• _SET PROBLEM_
Only the pictures are omitted; repeat all other data exactly.

◆ ◆ ◆ ◆

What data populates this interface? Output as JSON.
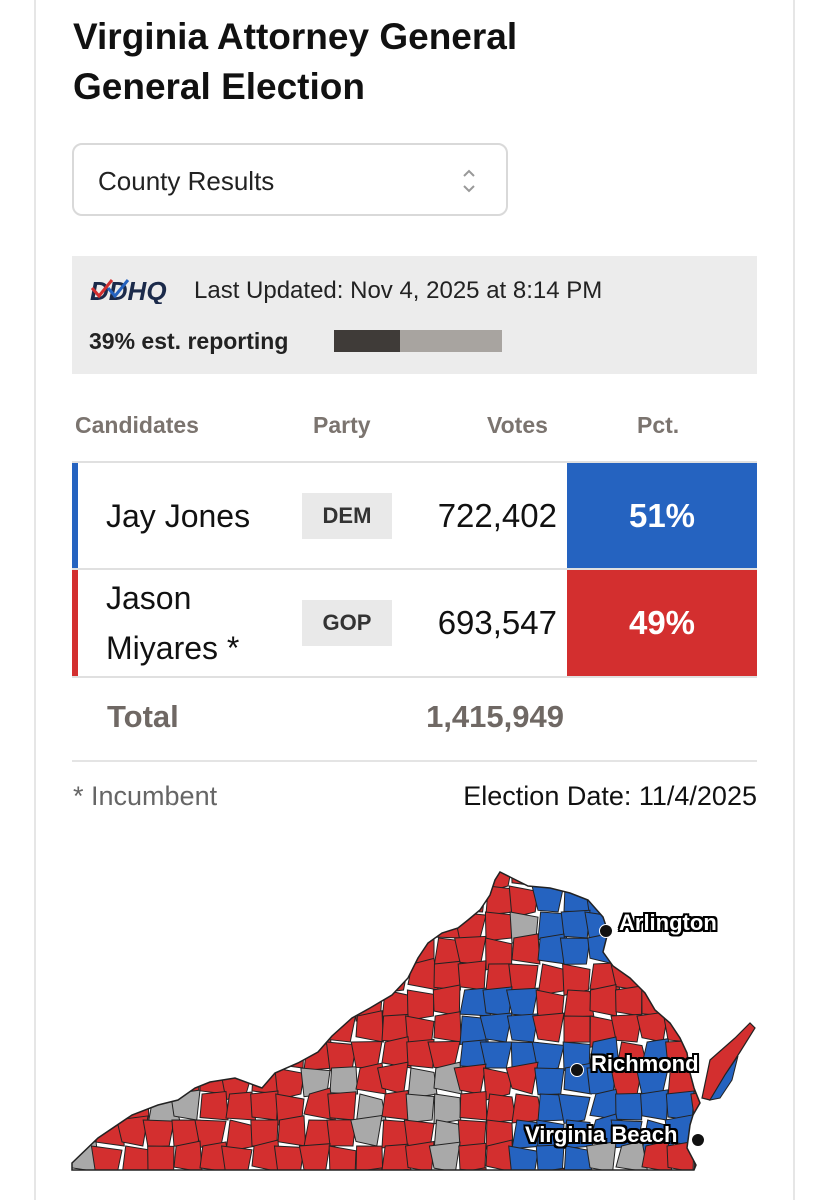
{
  "title": {
    "line1": "Virginia Attorney General",
    "line2": "General Election"
  },
  "view_select": {
    "selected": "County Results",
    "icon": "chevron-up-down-icon"
  },
  "status": {
    "logo_text": "DDHQ",
    "last_updated": "Last Updated: Nov 4, 2025 at 8:14 PM",
    "reporting_label": "39% est. reporting",
    "reporting_fraction": 0.39,
    "bar_colors": {
      "filled": "#3f3b38",
      "remaining": "#a8a4a0"
    }
  },
  "table": {
    "headers": [
      "Candidates",
      "Party",
      "Votes",
      "Pct."
    ],
    "rows": [
      {
        "name": "Jay Jones",
        "party": "DEM",
        "votes": "722,402",
        "pct": "51%",
        "color": "#2563c0"
      },
      {
        "name": "Jason Miyares *",
        "party": "GOP",
        "votes": "693,547",
        "pct": "49%",
        "color": "#d32f2f"
      }
    ],
    "total_label": "Total",
    "total_votes": "1,415,949"
  },
  "footer": {
    "incumbent_note": "* Incumbent",
    "election_date": "Election Date: 11/4/2025"
  },
  "map": {
    "colors": {
      "dem": "#2563c0",
      "gop": "#d32f2f",
      "no_data": "#a9a9a9",
      "border": "#222222"
    },
    "cities": [
      "Arlington",
      "Richmond",
      "Virginia Beach"
    ]
  }
}
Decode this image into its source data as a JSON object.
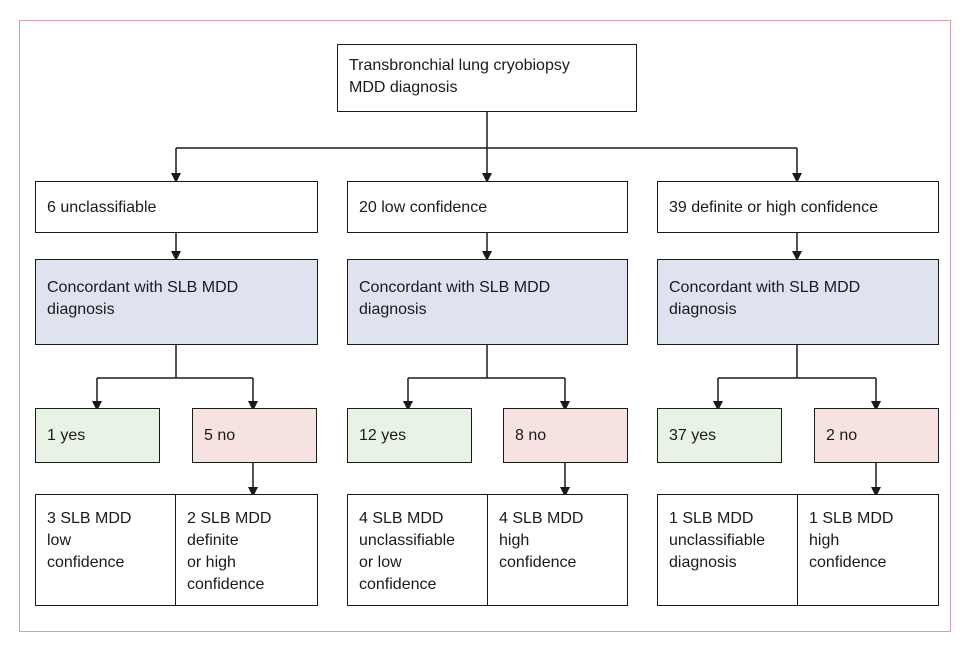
{
  "root": "Transbronchial lung cryobiopsy\nMDD diagnosis",
  "branches": [
    {
      "category": "6 unclassifiable",
      "concordance": "Concordant with SLB MDD\ndiagnosis",
      "yes": "1 yes",
      "no": "5 no",
      "yes_detail": "3 SLB MDD\n  low\n  confidence",
      "no_detail": "2 SLB MDD\n  definite\n  or high\n  confidence"
    },
    {
      "category": "20 low confidence",
      "concordance": "Concordant with SLB MDD\ndiagnosis",
      "yes": "12 yes",
      "no": "8 no",
      "yes_detail": "4 SLB MDD\n  unclassifiable\n  or low\n  confidence",
      "no_detail": "4 SLB MDD\n  high\n  confidence"
    },
    {
      "category": "39 definite or high confidence",
      "concordance": "Concordant with SLB MDD\ndiagnosis",
      "yes": "37 yes",
      "no": "2 no",
      "yes_detail": "1 SLB MDD\n  unclassifiable\n  diagnosis",
      "no_detail": "1 SLB MDD\n  high\n  confidence"
    }
  ],
  "colors": {
    "frame_border": "#d9a0a3",
    "concordance_fill": "#dfe3ef",
    "yes_fill": "#e9f3e5",
    "no_fill": "#f5e2e1",
    "line": "#1a1a1a"
  }
}
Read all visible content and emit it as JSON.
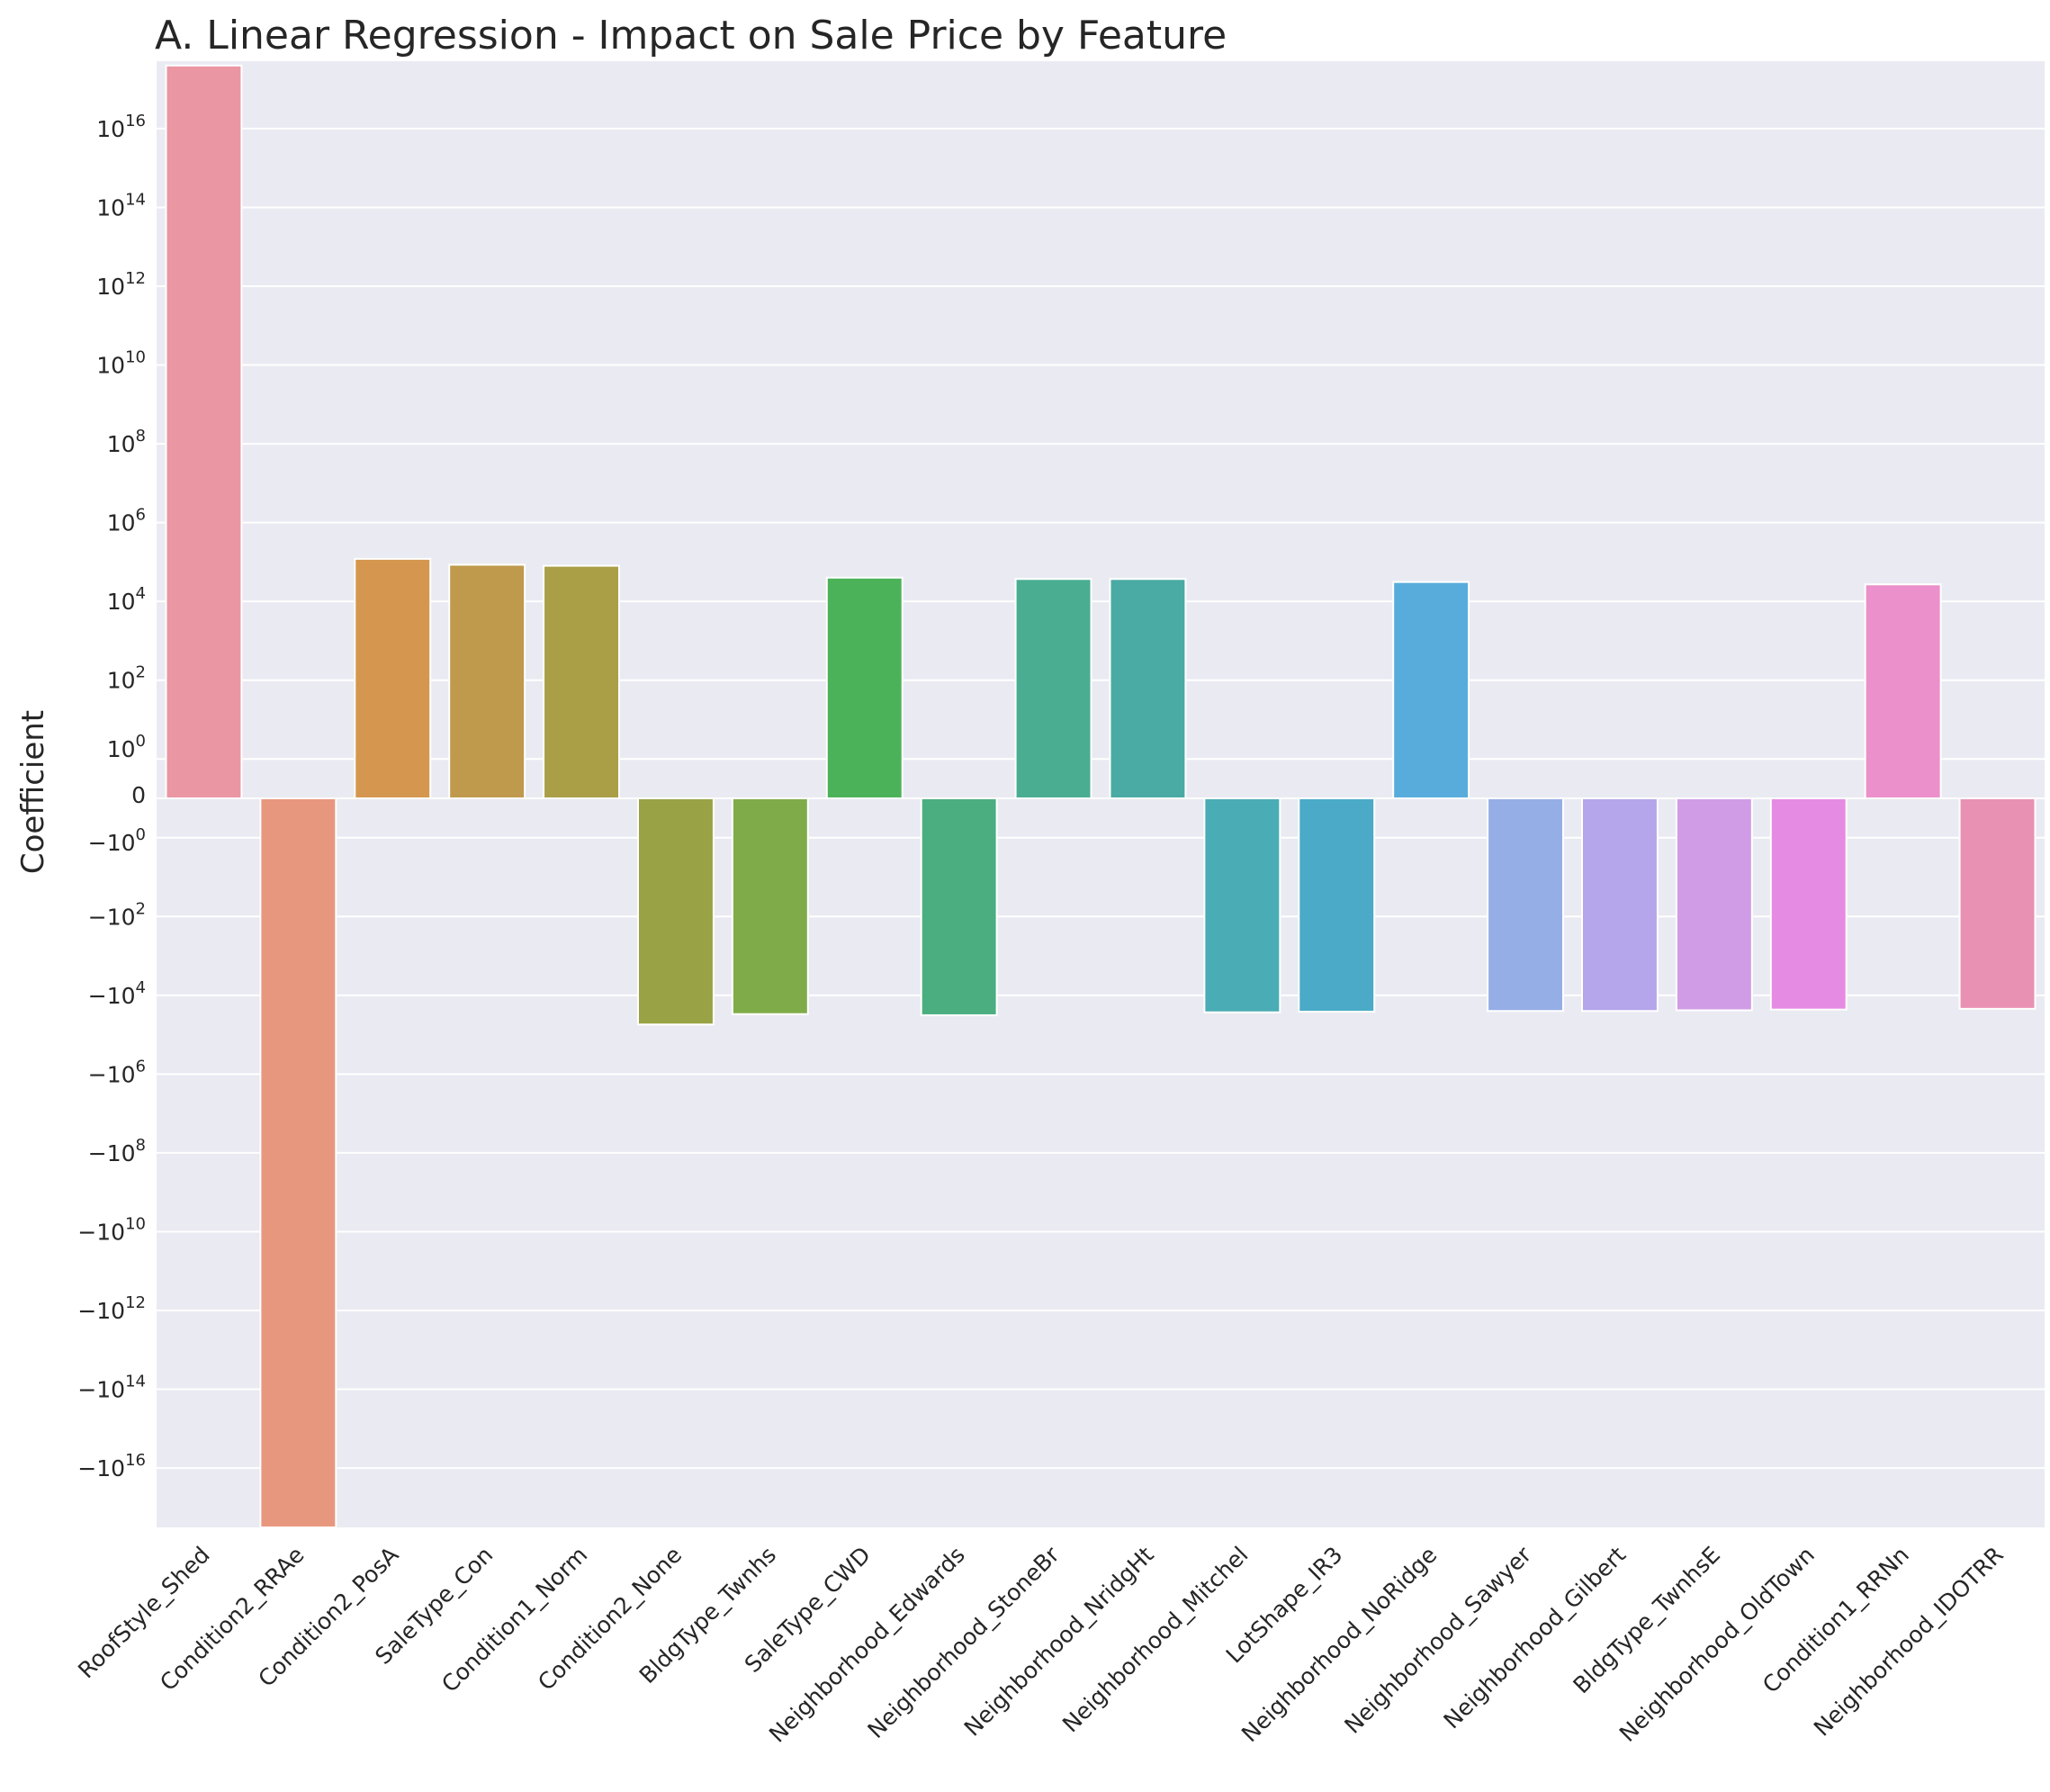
{
  "chart_data": {
    "type": "bar",
    "title": "A. Linear Regression - Impact on Sale Price by Feature",
    "xlabel": "",
    "ylabel": "Coefficient",
    "yscale": "symlog",
    "linthresh": 1,
    "ylim": [
      -4e+17,
      4e+17
    ],
    "grid": true,
    "legend": false,
    "categories": [
      "RoofStyle_Shed",
      "Condition2_RRAe",
      "Condition2_PosA",
      "SaleType_Con",
      "Condition1_Norm",
      "Condition2_None",
      "BldgType_Twnhs",
      "SaleType_CWD",
      "Neighborhood_Edwards",
      "Neighborhood_StoneBr",
      "Neighborhood_NridgHt",
      "Neighborhood_Mitchel",
      "LotShape_IR3",
      "Neighborhood_NoRidge",
      "Neighborhood_Sawyer",
      "Neighborhood_Gilbert",
      "BldgType_TwnhsE",
      "Neighborhood_OldTown",
      "Condition1_RRNn",
      "Neighborhood_IDOTRR"
    ],
    "values": [
      4e+17,
      -4e+17,
      120000,
      85000,
      80000,
      -55000,
      -30000,
      40000,
      -32000,
      37000,
      37000,
      -27000,
      -26000,
      31000,
      -25000,
      -25000,
      -24000,
      -23000,
      27000,
      -22000
    ],
    "colors": [
      "#eb96a3",
      "#e8977f",
      "#d5974f",
      "#bf9a4d",
      "#aa9e47",
      "#99a346",
      "#80ab49",
      "#4cb25a",
      "#4bae80",
      "#4aad92",
      "#4aaaa4",
      "#4aacb4",
      "#4aaac8",
      "#58acdc",
      "#96aee6",
      "#b5a5ea",
      "#d19ce6",
      "#e68be3",
      "#eb90ca",
      "#e991b3"
    ],
    "yticks": [
      {
        "label": "10",
        "exp": "16"
      },
      {
        "label": "10",
        "exp": "14"
      },
      {
        "label": "10",
        "exp": "12"
      },
      {
        "label": "10",
        "exp": "10"
      },
      {
        "label": "10",
        "exp": "8"
      },
      {
        "label": "10",
        "exp": "6"
      },
      {
        "label": "10",
        "exp": "4"
      },
      {
        "label": "10",
        "exp": "2"
      },
      {
        "label": "10",
        "exp": "0"
      },
      {
        "label": "0",
        "exp": ""
      },
      {
        "label": "−10",
        "exp": "0"
      },
      {
        "label": "−10",
        "exp": "2"
      },
      {
        "label": "−10",
        "exp": "4"
      },
      {
        "label": "−10",
        "exp": "6"
      },
      {
        "label": "−10",
        "exp": "8"
      },
      {
        "label": "−10",
        "exp": "10"
      },
      {
        "label": "−10",
        "exp": "12"
      },
      {
        "label": "−10",
        "exp": "14"
      },
      {
        "label": "−10",
        "exp": "16"
      }
    ],
    "colors_theme": {
      "background": "#eaeaf2",
      "grid": "#ffffff",
      "text": "#262626"
    }
  }
}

◆ ◆ ◆ ◆

• _EXERCISE RESULT_
What data populates this interface? Output as JSON.
{
  "title": {
    "line1": "Virginia Attorney General",
    "line2": "General Election"
  },
  "view_select": {
    "selected": "County Results",
    "icon": "chevron-up-down-icon"
  },
  "status": {
    "logo_text": "DDHQ",
    "last_updated": "Last Updated: Nov 4, 2025 at 8:14 PM",
    "reporting_label": "39% est. reporting",
    "reporting_fraction": 0.39,
    "bar_colors": {
      "filled": "#3f3b38",
      "remaining": "#a8a4a0"
    }
  },
  "table": {
    "headers": [
      "Candidates",
      "Party",
      "Votes",
      "Pct."
    ],
    "rows": [
      {
        "name": "Jay Jones",
        "party": "DEM",
        "votes": "722,402",
        "pct": "51%",
        "color": "#2563c0"
      },
      {
        "name": "Jason Miyares *",
        "party": "GOP",
        "votes": "693,547",
        "pct": "49%",
        "color": "#d32f2f"
      }
    ],
    "total_label": "Total",
    "total_votes": "1,415,949"
  },
  "footer": {
    "incumbent_note": "* Incumbent",
    "election_date": "Election Date: 11/4/2025"
  },
  "map": {
    "colors": {
      "dem": "#2563c0",
      "gop": "#d32f2f",
      "no_data": "#a9a9a9",
      "border": "#222222"
    },
    "cities": [
      "Arlington",
      "Richmond",
      "Virginia Beach"
    ]
  }
}
Decode this image into its source data as a JSON object.
{
  "root": "Transbronchial lung cryobiopsy\nMDD diagnosis",
  "branches": [
    {
      "category": "6 unclassifiable",
      "concordance": "Concordant with SLB MDD\ndiagnosis",
      "yes": "1 yes",
      "no": "5 no",
      "yes_detail": "3 SLB MDD\n  low\n  confidence",
      "no_detail": "2 SLB MDD\n  definite\n  or high\n  confidence"
    },
    {
      "category": "20 low confidence",
      "concordance": "Concordant with SLB MDD\ndiagnosis",
      "yes": "12 yes",
      "no": "8 no",
      "yes_detail": "4 SLB MDD\n  unclassifiable\n  or low\n  confidence",
      "no_detail": "4 SLB MDD\n  high\n  confidence"
    },
    {
      "category": "39 definite or high confidence",
      "concordance": "Concordant with SLB MDD\ndiagnosis",
      "yes": "37 yes",
      "no": "2 no",
      "yes_detail": "1 SLB MDD\n  unclassifiable\n  diagnosis",
      "no_detail": "1 SLB MDD\n  high\n  confidence"
    }
  ],
  "colors": {
    "frame_border": "#d9a0a3",
    "concordance_fill": "#dfe3ef",
    "yes_fill": "#e9f3e5",
    "no_fill": "#f5e2e1",
    "line": "#1a1a1a"
  }
}
Read all visible content and emit it as JSON.
{
  "chart_data": {
    "type": "bar",
    "title": "A. Linear Regression - Impact on Sale Price by Feature",
    "xlabel": "",
    "ylabel": "Coefficient",
    "yscale": "symlog",
    "linthresh": 1,
    "ylim": [
      -4e+17,
      4e+17
    ],
    "grid": true,
    "legend": false,
    "categories": [
      "RoofStyle_Shed",
      "Condition2_RRAe",
      "Condition2_PosA",
      "SaleType_Con",
      "Condition1_Norm",
      "Condition2_None",
      "BldgType_Twnhs",
      "SaleType_CWD",
      "Neighborhood_Edwards",
      "Neighborhood_StoneBr",
      "Neighborhood_NridgHt",
      "Neighborhood_Mitchel",
      "LotShape_IR3",
      "Neighborhood_NoRidge",
      "Neighborhood_Sawyer",
      "Neighborhood_Gilbert",
      "BldgType_TwnhsE",
      "Neighborhood_OldTown",
      "Condition1_RRNn",
      "Neighborhood_IDOTRR"
    ],
    "values": [
      4e+17,
      -4e+17,
      120000,
      85000,
      80000,
      -55000,
      -30000,
      40000,
      -32000,
      37000,
      37000,
      -27000,
      -26000,
      31000,
      -25000,
      -25000,
      -24000,
      -23000,
      27000,
      -22000
    ],
    "colors": [
      "#eb96a3",
      "#e8977f",
      "#d5974f",
      "#bf9a4d",
      "#aa9e47",
      "#99a346",
      "#80ab49",
      "#4cb25a",
      "#4bae80",
      "#4aad92",
      "#4aaaa4",
      "#4aacb4",
      "#4aaac8",
      "#58acdc",
      "#96aee6",
      "#b5a5ea",
      "#d19ce6",
      "#e68be3",
      "#eb90ca",
      "#e991b3"
    ],
    "yticks": [
      {
        "label": "10",
        "exp": "16"
      },
      {
        "label": "10",
        "exp": "14"
      },
      {
        "label": "10",
        "exp": "12"
      },
      {
        "label": "10",
        "exp": "10"
      },
      {
        "label": "10",
        "exp": "8"
      },
      {
        "label": "10",
        "exp": "6"
      },
      {
        "label": "10",
        "exp": "4"
      },
      {
        "label": "10",
        "exp": "2"
      },
      {
        "label": "10",
        "exp": "0"
      },
      {
        "label": "0",
        "exp": ""
      },
      {
        "label": "−10",
        "exp": "0"
      },
      {
        "label": "−10",
        "exp": "2"
      },
      {
        "label": "−10",
        "exp": "4"
      },
      {
        "label": "−10",
        "exp": "6"
      },
      {
        "label": "−10",
        "exp": "8"
      },
      {
        "label": "−10",
        "exp": "10"
      },
      {
        "label": "−10",
        "exp": "12"
      },
      {
        "label": "−10",
        "exp": "14"
      },
      {
        "label": "−10",
        "exp": "16"
      }
    ],
    "colors_theme": {
      "background": "#eaeaf2",
      "grid": "#ffffff",
      "text": "#262626"
    }
  }
}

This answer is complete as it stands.